Your instructions »
Locate the word "Thank" in the entries below, then gather every line that holds it.

Material shown »
★ ★ ★ ★ ★

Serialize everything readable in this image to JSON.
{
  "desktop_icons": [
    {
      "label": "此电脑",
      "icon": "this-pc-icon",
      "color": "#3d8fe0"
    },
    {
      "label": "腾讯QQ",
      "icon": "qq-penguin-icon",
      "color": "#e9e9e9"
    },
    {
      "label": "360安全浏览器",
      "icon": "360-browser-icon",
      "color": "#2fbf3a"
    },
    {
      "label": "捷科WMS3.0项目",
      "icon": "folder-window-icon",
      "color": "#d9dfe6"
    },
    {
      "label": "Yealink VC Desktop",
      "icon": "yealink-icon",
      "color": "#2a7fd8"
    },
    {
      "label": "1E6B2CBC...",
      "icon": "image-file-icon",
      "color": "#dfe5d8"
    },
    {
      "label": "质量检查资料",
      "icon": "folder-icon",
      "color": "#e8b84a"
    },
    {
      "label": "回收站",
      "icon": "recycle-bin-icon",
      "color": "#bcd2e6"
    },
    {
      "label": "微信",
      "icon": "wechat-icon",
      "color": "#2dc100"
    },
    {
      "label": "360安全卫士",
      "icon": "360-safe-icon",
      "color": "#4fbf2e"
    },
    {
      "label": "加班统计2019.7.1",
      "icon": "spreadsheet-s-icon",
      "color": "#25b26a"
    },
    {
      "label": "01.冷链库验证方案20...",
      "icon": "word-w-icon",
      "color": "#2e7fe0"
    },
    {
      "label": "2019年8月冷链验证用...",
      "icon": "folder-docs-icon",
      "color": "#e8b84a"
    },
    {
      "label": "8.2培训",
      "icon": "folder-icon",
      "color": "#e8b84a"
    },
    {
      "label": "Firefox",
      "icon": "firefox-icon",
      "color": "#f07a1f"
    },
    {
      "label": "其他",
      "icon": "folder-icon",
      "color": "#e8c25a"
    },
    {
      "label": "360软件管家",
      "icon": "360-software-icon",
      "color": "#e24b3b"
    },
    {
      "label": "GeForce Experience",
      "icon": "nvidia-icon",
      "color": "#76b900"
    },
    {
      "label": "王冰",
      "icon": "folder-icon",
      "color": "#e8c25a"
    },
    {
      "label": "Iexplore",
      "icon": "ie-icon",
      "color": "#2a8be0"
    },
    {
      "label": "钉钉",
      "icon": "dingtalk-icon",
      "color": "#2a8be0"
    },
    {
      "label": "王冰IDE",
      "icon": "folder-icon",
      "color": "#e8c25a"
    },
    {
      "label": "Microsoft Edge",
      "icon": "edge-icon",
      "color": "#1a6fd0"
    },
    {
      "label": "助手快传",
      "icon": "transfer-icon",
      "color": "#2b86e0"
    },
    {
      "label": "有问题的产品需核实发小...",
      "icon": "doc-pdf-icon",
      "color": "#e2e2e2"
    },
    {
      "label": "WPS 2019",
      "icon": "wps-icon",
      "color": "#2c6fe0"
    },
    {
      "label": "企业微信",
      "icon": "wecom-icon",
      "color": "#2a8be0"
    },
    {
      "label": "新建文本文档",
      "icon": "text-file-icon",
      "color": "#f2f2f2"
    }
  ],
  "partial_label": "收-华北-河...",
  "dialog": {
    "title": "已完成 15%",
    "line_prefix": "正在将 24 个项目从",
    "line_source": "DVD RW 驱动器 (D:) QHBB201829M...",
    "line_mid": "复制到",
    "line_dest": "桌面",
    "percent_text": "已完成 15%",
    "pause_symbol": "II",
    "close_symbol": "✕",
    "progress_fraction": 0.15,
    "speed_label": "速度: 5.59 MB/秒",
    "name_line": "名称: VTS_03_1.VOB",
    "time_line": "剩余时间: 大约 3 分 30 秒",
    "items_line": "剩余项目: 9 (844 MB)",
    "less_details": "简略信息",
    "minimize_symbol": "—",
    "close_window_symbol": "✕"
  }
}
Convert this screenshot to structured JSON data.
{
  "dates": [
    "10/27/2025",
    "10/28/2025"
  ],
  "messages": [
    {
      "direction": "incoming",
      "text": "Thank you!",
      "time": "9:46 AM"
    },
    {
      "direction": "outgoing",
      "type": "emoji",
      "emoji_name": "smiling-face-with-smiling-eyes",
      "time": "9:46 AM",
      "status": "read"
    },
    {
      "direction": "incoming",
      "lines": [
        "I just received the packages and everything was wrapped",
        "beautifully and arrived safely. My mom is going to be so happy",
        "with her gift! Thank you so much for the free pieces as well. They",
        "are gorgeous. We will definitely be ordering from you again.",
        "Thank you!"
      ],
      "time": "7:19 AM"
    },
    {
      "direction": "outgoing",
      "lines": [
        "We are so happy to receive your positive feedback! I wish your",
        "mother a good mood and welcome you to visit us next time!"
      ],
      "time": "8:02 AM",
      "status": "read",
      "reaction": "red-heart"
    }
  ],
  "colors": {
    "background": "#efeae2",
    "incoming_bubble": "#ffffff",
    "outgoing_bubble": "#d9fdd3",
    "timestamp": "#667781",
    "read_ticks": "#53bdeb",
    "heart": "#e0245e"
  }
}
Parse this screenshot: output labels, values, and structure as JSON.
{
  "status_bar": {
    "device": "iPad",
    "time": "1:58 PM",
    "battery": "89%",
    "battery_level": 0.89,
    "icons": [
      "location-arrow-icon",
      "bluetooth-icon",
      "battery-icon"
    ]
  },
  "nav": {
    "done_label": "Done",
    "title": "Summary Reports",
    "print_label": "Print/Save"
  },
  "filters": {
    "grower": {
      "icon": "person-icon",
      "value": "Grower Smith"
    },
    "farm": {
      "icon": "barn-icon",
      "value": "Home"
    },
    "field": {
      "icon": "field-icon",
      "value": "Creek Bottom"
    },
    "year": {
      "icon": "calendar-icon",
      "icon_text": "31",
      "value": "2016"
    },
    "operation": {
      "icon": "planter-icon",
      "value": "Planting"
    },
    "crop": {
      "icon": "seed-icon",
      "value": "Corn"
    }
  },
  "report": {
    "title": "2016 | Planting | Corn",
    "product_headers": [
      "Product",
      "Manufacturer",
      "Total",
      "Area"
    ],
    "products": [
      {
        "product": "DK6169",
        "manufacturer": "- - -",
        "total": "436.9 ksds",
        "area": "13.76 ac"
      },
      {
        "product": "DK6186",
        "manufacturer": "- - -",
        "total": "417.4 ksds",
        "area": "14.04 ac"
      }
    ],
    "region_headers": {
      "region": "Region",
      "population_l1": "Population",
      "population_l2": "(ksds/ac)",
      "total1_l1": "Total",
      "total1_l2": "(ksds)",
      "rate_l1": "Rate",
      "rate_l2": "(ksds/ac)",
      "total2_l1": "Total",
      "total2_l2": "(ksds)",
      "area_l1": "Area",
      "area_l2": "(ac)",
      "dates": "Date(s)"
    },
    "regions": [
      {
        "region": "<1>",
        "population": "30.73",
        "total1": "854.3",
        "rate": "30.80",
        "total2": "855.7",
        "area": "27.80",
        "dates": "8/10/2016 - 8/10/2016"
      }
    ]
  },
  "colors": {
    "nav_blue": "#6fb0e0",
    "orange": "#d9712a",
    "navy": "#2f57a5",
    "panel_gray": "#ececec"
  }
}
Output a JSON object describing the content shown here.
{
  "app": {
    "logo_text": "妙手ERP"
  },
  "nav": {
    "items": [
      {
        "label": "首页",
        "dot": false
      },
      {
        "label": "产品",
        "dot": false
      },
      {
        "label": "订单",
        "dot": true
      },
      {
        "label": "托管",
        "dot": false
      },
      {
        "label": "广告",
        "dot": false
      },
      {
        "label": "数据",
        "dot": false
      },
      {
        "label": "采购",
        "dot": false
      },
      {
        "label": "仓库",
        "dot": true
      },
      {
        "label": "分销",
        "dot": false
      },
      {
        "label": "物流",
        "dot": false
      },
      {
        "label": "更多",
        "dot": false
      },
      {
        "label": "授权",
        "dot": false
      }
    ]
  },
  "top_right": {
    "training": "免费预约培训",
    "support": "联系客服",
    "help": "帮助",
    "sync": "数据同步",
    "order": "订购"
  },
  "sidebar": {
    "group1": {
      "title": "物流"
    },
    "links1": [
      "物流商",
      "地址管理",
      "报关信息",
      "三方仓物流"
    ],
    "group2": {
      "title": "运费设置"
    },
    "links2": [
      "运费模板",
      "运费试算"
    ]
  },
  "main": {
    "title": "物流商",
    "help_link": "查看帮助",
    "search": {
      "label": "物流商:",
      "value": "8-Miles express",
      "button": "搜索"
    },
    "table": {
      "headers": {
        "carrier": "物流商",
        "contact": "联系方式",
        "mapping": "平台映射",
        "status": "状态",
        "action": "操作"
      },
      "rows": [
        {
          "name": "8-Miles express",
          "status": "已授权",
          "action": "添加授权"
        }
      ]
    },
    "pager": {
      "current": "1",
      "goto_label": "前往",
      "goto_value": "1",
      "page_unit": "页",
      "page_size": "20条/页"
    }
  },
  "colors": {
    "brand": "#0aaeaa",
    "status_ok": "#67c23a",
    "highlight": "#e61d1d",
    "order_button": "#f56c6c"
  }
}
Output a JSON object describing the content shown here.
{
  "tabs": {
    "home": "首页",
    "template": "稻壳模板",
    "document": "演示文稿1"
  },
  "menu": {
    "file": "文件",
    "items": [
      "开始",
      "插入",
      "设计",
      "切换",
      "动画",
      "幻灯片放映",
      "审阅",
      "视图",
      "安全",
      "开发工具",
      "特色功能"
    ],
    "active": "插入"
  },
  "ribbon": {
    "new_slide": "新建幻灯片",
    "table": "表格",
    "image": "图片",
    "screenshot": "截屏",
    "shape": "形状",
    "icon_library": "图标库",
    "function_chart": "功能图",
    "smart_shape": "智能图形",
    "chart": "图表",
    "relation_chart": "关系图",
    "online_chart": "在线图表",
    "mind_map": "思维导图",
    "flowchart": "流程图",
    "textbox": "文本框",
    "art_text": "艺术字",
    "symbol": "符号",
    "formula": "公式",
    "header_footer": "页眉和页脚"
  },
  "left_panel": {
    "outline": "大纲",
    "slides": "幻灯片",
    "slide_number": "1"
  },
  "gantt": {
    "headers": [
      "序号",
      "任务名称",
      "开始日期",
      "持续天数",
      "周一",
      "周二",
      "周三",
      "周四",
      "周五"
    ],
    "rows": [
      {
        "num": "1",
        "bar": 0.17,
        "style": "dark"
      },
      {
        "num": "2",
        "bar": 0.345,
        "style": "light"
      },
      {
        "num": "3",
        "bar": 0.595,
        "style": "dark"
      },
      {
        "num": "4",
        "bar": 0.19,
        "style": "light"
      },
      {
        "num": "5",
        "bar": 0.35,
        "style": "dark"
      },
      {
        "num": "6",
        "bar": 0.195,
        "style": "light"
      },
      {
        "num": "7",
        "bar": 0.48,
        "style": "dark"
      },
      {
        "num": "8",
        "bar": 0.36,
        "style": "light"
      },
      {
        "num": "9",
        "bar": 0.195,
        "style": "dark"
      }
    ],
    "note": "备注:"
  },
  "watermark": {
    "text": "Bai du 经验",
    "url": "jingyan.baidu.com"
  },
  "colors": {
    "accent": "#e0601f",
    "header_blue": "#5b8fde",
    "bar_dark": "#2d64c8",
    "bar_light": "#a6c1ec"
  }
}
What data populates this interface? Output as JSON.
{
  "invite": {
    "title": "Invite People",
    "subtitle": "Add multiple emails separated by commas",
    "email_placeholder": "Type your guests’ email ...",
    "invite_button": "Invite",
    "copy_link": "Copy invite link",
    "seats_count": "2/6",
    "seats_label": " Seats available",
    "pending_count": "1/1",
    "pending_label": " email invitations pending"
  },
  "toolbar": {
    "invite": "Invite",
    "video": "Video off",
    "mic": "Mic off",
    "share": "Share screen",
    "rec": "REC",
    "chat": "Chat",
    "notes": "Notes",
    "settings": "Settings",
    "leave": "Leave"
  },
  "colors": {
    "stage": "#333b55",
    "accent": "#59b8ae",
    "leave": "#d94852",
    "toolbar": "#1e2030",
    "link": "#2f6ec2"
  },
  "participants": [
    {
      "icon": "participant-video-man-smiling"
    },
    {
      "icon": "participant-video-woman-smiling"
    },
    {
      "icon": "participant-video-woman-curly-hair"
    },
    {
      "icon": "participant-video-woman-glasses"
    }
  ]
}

★ ★ ★ ★ ★

Answer to this exercise »
      "text": "Thank you!",
        "with her gift! Thank you so much for the free pieces as well. They",
        "Thank you!"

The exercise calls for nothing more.